___ Data records

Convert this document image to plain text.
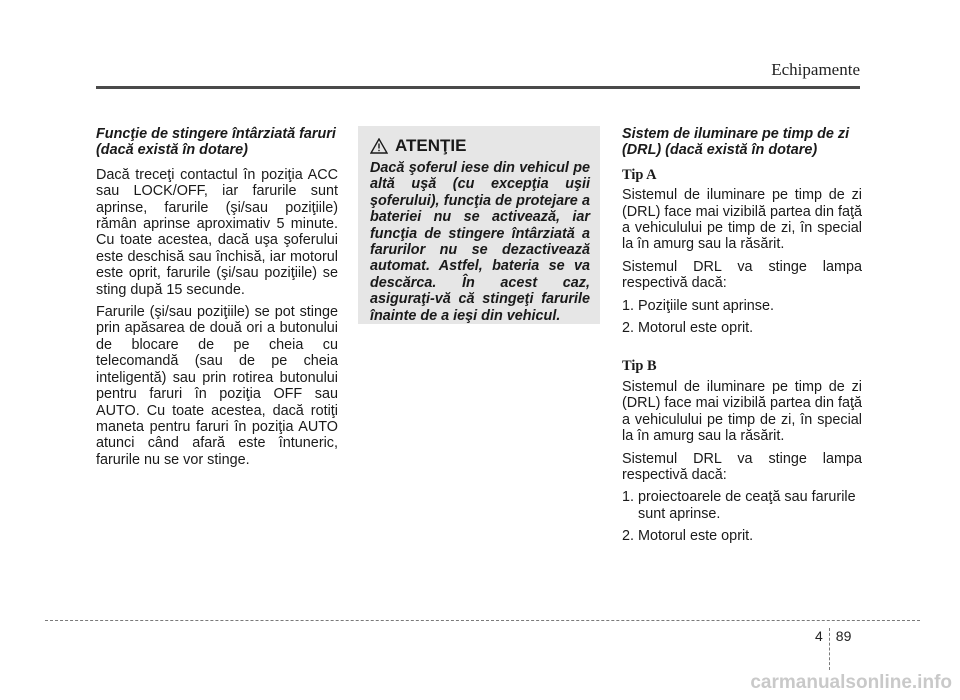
Echipamente

Funcţie de stingere întârziată faruri (dacă există în dotare)

Dacă treceţi contactul în poziţia ACC sau LOCK/OFF, iar farurile sunt aprinse, farurile (şi/sau poziţiile) rămân aprinse aproximativ 5 minute. Cu toate acestea, dacă uşa şoferului este deschisă sau închisă, iar motorul este oprit, farurile (şi/sau poziţiile) se sting după 15 secunde.

Farurile (şi/sau poziţiile) se pot stinge prin apăsarea de două ori a butonului de blocare de pe cheia cu telecomandă (sau de pe cheia inteligentă) sau prin rotirea butonului pentru faruri în poziţia OFF sau AUTO. Cu toate acestea, dacă rotiţi maneta pentru faruri în poziţia AUTO atunci când afară este întuneric, farurile nu se vor stinge.

ATENŢIE

Dacă şoferul iese din vehicul pe altă uşă (cu excepţia uşii şoferului), funcţia de protejare a bateriei nu se activează, iar funcţia de stingere întârziată a farurilor nu se dezactivează automat. Astfel, bateria se va descărca. În acest caz, asiguraţi-vă că stingeţi farurile înainte de a ieşi din vehicul.

Sistem de iluminare pe timp de zi (DRL) (dacă există în dotare)

Tip A

Sistemul de iluminare pe timp de zi (DRL) face mai vizibilă partea din faţă a vehiculului pe timp de zi, în special la în amurg sau la răsărit.

Sistemul DRL va stinge lampa respectivă dacă:

1. Poziţiile sunt aprinse.

2. Motorul este oprit.

Tip B

Sistemul de iluminare pe timp de zi (DRL) face mai vizibilă partea din faţă a vehiculului pe timp de zi, în special la în amurg sau la răsărit.

Sistemul DRL va stinge lampa respectivă dacă:

1. proiectoarele de ceaţă sau farurile sunt aprinse.

2. Motorul este oprit.

4 89
carmanualsonline.info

______

▶ [Objective]:
Locate each line containing the string "există" and show it.

▶ [Complete answer]:
Funcţie de stingere întârziată faruri (dacă există în dotare)
Sistem de iluminare pe timp de zi (DRL) (dacă există în dotare)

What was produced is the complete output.